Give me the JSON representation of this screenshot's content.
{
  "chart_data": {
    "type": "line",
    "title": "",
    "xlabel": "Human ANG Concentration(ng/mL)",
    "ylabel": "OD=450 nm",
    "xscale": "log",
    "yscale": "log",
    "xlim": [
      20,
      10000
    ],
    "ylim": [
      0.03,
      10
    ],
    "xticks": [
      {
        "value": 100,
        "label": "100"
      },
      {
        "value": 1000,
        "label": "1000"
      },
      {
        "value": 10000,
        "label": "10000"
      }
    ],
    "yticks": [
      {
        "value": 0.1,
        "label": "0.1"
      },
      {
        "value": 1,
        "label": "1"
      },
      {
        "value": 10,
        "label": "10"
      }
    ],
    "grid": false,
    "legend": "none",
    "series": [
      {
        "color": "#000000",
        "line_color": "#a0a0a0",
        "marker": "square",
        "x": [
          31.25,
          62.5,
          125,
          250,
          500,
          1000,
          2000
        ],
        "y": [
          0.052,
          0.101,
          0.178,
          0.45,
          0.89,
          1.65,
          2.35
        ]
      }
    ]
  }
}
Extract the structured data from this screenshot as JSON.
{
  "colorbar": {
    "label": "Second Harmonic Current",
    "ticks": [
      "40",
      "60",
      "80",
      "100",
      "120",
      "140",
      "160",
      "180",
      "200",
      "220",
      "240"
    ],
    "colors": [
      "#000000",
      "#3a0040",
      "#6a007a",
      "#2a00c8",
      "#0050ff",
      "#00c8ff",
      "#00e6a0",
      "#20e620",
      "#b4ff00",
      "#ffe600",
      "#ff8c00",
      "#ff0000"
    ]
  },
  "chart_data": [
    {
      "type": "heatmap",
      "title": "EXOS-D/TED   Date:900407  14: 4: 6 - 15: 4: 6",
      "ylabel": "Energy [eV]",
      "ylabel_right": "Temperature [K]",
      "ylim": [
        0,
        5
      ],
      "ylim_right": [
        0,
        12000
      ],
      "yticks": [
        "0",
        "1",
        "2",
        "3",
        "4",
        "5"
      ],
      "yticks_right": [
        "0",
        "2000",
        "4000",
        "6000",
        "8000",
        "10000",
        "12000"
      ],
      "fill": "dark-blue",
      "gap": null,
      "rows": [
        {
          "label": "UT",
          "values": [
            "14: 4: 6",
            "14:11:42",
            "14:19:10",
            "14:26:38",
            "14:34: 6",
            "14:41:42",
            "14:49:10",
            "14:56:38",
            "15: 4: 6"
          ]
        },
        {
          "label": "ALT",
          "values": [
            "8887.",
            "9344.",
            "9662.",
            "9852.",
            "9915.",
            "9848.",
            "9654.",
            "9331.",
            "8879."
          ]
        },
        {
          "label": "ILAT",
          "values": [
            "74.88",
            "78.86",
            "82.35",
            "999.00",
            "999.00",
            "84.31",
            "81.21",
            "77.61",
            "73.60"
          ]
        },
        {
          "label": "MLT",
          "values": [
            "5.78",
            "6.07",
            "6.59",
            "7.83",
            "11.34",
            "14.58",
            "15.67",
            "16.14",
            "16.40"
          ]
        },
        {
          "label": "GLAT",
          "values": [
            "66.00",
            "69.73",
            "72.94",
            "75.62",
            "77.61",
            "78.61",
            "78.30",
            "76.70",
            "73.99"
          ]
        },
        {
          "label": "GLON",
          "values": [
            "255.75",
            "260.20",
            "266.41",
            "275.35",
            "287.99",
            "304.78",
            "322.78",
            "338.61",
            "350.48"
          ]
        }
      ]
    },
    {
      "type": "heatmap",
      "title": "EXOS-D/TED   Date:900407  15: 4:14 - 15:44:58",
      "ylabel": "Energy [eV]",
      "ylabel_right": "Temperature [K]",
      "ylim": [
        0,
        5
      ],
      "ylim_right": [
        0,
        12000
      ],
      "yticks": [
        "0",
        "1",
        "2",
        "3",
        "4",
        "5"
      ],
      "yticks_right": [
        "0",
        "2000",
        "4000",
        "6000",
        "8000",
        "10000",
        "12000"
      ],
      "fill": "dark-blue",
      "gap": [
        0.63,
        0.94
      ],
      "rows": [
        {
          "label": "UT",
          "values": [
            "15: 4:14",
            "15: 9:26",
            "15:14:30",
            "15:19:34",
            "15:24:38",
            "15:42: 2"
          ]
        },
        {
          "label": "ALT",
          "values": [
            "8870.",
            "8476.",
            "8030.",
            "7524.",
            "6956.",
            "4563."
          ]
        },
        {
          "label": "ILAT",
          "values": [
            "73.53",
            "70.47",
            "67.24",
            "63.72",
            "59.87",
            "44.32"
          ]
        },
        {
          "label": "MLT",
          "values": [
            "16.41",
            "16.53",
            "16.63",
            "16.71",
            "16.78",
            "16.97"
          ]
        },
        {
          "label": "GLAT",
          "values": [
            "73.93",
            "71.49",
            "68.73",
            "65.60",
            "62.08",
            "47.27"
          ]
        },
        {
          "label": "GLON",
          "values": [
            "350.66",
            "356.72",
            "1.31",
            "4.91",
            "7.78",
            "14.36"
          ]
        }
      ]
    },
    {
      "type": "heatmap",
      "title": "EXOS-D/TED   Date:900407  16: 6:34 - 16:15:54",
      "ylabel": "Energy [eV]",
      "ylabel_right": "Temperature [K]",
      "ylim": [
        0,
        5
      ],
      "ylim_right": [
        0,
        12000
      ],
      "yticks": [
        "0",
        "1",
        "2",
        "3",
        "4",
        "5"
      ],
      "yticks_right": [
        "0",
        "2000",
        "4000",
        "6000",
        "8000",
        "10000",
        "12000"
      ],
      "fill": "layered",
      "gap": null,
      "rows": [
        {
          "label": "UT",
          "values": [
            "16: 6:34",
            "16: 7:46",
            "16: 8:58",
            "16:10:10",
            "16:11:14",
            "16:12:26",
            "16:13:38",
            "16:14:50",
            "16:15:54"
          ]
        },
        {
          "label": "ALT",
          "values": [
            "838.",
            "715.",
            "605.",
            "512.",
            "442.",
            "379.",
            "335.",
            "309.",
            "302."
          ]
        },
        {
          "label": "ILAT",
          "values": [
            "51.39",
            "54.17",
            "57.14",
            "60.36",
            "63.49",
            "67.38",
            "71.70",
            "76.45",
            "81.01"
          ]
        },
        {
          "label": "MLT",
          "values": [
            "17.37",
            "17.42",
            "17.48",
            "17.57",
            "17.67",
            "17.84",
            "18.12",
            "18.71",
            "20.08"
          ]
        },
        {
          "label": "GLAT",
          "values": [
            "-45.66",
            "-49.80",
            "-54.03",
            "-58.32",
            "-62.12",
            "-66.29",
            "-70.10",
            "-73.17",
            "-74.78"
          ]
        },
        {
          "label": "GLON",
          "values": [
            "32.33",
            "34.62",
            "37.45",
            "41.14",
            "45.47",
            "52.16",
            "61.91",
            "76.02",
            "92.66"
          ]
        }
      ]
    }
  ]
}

TASK TO CARRY OUT: Please list every line of the records that contains "this".

TASK RESULT:
Give me the JSON representation of this screenshot's content.
Extract the structured data from this screenshot as JSON.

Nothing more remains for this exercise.